**Work to do**
Copy every line of the entries that includes the word "метрологических".
■ ■ ■ ■ ■ ■ ■
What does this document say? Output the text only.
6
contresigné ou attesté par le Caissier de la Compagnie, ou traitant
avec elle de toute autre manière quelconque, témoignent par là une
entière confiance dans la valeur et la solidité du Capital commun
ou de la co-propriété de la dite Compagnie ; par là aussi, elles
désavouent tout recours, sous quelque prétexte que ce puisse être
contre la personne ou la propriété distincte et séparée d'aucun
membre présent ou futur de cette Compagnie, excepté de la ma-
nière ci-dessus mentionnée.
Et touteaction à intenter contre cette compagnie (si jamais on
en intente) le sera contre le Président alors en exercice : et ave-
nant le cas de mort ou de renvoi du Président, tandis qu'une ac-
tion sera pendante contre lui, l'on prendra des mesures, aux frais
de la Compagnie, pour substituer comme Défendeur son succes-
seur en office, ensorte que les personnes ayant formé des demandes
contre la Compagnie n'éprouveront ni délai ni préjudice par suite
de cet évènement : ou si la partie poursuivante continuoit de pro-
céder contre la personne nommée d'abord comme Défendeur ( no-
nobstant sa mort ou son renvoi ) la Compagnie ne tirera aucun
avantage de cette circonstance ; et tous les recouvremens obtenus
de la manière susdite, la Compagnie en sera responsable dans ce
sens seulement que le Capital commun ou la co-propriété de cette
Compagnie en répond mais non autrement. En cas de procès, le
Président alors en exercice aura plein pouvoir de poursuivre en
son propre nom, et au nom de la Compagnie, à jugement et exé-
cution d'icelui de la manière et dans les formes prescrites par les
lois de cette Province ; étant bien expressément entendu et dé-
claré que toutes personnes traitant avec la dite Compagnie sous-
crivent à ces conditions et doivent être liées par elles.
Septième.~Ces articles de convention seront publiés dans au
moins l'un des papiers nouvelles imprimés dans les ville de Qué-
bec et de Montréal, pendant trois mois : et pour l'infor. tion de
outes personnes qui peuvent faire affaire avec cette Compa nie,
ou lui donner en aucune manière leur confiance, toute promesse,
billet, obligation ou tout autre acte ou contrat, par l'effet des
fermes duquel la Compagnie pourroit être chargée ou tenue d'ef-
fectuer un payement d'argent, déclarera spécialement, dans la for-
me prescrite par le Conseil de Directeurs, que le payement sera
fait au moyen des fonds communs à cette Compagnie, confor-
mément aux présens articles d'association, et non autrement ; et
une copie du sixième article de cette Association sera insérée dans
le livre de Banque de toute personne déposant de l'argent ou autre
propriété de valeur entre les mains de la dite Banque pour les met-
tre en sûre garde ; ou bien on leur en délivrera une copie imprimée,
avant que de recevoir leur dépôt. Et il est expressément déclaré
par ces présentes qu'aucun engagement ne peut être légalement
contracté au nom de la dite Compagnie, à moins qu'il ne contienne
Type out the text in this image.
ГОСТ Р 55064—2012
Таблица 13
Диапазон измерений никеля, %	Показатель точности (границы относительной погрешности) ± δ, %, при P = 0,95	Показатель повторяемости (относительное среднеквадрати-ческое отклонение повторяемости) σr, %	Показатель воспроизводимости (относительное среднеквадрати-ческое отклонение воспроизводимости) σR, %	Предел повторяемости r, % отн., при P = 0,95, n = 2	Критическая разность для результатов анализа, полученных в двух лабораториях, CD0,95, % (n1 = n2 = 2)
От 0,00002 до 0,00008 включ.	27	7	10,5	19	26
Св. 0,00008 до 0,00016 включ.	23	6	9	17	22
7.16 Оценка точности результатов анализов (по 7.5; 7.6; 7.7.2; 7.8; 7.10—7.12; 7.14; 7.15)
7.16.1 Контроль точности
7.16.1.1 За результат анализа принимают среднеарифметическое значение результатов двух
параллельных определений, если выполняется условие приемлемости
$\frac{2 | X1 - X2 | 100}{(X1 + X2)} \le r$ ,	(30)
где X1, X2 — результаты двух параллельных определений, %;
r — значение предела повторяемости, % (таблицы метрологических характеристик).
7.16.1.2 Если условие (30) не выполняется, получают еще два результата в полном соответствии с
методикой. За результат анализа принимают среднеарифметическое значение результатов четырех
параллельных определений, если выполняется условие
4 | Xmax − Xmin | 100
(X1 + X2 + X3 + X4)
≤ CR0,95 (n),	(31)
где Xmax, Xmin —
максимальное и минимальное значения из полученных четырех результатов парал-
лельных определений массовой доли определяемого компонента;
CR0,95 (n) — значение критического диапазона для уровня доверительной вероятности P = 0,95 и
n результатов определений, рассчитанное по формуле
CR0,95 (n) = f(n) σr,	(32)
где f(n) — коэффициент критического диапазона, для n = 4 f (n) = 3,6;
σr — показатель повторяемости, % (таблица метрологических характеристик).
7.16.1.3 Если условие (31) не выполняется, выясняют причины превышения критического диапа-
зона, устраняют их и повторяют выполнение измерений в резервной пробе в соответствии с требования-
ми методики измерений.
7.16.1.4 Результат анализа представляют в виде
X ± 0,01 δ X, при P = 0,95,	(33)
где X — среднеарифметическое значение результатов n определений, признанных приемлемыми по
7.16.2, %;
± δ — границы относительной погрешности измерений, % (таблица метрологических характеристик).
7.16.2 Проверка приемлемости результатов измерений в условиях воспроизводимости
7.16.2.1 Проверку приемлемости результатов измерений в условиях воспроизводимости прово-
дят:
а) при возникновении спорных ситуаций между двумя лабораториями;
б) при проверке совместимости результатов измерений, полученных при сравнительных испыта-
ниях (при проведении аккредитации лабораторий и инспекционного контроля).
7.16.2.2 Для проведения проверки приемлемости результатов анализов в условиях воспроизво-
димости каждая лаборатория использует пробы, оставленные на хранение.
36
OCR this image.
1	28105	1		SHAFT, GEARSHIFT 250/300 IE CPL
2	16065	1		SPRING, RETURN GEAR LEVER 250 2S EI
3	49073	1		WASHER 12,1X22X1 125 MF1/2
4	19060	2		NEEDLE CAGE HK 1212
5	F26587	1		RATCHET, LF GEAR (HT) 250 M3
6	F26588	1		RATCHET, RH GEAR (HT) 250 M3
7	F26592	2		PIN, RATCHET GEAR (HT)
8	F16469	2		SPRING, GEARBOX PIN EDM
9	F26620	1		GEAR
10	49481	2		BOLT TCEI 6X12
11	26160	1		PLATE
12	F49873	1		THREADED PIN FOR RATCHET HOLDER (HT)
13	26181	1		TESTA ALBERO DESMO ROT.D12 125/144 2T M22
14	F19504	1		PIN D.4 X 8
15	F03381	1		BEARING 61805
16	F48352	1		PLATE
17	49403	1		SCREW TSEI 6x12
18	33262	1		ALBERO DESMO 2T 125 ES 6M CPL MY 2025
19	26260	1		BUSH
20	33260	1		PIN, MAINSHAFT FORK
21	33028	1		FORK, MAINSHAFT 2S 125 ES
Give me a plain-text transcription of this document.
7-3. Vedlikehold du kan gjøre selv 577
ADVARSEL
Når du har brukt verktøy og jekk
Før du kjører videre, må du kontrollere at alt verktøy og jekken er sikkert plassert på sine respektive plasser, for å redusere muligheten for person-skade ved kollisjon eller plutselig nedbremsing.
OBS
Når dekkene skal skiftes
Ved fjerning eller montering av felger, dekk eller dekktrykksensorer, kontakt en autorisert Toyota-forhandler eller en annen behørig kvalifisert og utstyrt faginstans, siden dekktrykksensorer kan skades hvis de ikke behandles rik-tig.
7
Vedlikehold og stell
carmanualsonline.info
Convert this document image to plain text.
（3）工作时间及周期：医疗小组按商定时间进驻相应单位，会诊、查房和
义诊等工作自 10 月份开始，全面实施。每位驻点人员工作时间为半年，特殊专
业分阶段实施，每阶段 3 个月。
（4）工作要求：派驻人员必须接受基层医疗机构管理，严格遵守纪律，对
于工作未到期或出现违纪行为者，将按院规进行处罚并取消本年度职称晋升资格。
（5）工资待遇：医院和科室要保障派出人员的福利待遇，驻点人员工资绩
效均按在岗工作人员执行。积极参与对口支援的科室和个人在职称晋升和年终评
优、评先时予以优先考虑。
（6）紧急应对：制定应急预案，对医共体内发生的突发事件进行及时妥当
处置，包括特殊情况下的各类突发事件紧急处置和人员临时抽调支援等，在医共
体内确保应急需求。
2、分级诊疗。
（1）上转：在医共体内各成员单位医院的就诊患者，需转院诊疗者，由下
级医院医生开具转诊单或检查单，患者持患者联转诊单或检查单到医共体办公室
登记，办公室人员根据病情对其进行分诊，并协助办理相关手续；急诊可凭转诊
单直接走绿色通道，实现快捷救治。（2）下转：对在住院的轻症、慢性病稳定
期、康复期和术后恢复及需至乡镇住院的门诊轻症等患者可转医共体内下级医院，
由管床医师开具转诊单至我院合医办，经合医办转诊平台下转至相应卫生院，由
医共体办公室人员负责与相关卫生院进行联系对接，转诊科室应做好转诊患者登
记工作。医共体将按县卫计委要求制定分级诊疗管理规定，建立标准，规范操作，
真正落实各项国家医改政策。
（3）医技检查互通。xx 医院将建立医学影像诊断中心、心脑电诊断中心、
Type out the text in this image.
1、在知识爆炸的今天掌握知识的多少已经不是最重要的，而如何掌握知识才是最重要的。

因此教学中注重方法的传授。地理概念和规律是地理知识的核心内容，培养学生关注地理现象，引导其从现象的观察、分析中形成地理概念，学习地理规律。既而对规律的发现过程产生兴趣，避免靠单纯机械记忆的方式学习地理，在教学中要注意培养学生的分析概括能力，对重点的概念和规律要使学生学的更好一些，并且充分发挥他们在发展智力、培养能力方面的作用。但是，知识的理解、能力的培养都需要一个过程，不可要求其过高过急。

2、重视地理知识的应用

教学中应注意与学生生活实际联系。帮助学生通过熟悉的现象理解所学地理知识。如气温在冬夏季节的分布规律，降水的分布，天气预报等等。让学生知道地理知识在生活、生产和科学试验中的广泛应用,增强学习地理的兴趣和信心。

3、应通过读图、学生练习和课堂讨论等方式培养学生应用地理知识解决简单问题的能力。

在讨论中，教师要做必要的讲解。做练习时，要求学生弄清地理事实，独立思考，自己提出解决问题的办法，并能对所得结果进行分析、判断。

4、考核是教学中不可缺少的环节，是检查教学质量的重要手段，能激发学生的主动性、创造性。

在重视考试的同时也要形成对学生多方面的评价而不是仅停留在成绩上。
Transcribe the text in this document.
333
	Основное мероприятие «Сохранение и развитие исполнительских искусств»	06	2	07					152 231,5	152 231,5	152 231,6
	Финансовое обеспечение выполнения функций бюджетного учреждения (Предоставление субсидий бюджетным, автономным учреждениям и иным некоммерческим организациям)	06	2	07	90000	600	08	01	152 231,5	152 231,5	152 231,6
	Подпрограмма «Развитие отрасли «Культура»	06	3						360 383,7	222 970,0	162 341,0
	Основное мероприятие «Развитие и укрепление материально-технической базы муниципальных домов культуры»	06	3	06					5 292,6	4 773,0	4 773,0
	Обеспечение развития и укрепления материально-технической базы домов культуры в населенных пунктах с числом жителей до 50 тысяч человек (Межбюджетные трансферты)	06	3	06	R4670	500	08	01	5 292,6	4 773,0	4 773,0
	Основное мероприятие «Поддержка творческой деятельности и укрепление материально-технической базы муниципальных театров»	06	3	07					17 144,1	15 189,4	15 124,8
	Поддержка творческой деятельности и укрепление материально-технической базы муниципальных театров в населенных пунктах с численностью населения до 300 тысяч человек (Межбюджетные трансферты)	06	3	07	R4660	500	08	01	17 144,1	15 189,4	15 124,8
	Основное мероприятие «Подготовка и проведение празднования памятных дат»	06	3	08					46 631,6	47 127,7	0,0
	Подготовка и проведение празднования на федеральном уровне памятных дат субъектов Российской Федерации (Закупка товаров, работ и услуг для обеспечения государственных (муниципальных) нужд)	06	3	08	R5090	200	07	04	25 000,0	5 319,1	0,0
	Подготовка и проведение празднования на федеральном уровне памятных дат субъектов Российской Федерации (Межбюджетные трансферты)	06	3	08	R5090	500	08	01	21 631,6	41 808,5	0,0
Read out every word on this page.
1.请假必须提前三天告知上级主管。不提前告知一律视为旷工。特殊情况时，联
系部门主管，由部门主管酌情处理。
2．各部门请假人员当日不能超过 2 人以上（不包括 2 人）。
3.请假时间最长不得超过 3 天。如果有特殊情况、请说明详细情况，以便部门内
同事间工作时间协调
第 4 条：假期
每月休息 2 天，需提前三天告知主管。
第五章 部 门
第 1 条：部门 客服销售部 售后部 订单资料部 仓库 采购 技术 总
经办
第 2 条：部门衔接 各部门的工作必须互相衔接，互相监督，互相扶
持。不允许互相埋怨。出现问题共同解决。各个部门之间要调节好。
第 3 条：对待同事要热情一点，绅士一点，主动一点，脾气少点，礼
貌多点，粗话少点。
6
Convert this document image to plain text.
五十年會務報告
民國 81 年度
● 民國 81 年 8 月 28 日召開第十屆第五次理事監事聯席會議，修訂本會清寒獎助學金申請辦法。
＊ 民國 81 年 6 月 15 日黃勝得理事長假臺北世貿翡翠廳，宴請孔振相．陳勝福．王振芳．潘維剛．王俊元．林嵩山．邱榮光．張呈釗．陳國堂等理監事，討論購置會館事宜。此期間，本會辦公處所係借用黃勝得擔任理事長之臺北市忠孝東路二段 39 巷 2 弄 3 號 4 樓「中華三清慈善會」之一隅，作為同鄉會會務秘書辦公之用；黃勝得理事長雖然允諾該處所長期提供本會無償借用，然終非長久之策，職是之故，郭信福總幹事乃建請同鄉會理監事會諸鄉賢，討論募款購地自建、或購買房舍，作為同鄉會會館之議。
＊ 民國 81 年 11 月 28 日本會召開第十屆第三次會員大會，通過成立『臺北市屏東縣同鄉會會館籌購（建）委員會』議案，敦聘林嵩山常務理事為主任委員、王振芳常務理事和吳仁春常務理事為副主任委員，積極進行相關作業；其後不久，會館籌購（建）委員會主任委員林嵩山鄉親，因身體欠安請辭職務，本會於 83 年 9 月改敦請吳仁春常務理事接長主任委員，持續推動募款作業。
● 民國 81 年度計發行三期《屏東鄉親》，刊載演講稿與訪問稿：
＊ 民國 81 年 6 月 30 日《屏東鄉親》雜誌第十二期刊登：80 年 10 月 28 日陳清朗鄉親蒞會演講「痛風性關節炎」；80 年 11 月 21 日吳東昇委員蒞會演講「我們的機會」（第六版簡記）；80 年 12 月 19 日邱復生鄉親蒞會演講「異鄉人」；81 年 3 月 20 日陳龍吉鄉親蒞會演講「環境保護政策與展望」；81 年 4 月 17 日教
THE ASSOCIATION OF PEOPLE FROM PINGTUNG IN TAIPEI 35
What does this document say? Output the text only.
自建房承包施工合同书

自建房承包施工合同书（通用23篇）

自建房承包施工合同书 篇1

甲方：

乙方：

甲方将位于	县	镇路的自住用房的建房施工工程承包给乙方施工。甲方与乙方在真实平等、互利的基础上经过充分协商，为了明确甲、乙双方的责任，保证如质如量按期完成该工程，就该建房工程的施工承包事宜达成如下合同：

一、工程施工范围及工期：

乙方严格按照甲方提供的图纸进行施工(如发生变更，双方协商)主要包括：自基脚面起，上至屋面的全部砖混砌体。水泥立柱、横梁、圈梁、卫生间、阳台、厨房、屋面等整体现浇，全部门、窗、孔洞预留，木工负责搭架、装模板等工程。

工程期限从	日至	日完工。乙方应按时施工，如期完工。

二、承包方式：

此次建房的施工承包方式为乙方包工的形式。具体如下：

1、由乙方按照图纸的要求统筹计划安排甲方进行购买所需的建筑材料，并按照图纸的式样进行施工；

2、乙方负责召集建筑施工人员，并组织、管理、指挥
■ ■ ■ ■ ■ ■ ■
**Exercise response**
r — значение предела повторяемости, % (таблицы метрологических характеристик).
σr — показатель повторяемости, % (таблица метрологических характеристик).
± δ — границы относительной погрешности измерений, % (таблица метрологических характеристик).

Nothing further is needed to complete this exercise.